AIM —
Each record is to be printed again precisely as it reads.

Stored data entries

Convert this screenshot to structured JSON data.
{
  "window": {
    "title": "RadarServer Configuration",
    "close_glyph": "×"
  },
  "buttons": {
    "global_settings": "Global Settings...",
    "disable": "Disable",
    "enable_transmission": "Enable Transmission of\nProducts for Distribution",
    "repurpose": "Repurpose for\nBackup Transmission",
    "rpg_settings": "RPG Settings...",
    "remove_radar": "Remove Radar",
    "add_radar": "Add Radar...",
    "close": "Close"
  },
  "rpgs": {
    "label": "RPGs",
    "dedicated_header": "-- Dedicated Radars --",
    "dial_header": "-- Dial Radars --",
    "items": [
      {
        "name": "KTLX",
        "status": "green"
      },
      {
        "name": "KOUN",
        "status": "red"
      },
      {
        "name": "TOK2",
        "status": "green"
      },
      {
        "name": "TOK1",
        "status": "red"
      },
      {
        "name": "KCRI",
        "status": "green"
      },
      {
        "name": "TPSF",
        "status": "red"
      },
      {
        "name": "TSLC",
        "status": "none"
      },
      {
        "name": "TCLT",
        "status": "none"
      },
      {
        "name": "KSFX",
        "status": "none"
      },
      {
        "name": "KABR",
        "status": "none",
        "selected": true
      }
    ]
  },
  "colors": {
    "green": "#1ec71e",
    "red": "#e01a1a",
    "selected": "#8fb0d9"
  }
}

RESULT BELOW —
Convert this screenshot to structured JSON data.
{
  "window": {
    "title": "RadarServer Configuration",
    "close_glyph": "×"
  },
  "buttons": {
    "global_settings": "Global Settings...",
    "disable": "Disable",
    "enable_transmission": "Enable Transmission of\nProducts for Distribution",
    "repurpose": "Repurpose for\nBackup Transmission",
    "rpg_settings": "RPG Settings...",
    "remove_radar": "Remove Radar",
    "add_radar": "Add Radar...",
    "close": "Close"
  },
  "rpgs": {
    "label": "RPGs",
    "dedicated_header": "-- Dedicated Radars --",
    "dial_header": "-- Dial Radars --",
    "items": [
      {
        "name": "KTLX",
        "status": "green"
      },
      {
        "name": "KOUN",
        "status": "red"
      },
      {
        "name": "TOK2",
        "status": "green"
      },
      {
        "name": "TOK1",
        "status": "red"
      },
      {
        "name": "KCRI",
        "status": "green"
      },
      {
        "name": "TPSF",
        "status": "red"
      },
      {
        "name": "TSLC",
        "status": "none"
      },
      {
        "name": "TCLT",
        "status": "none"
      },
      {
        "name": "KSFX",
        "status": "none"
      },
      {
        "name": "KABR",
        "status": "none",
        "selected": true
      }
    ]
  },
  "colors": {
    "green": "#1ec71e",
    "red": "#e01a1a",
    "selected": "#8fb0d9"
  }
}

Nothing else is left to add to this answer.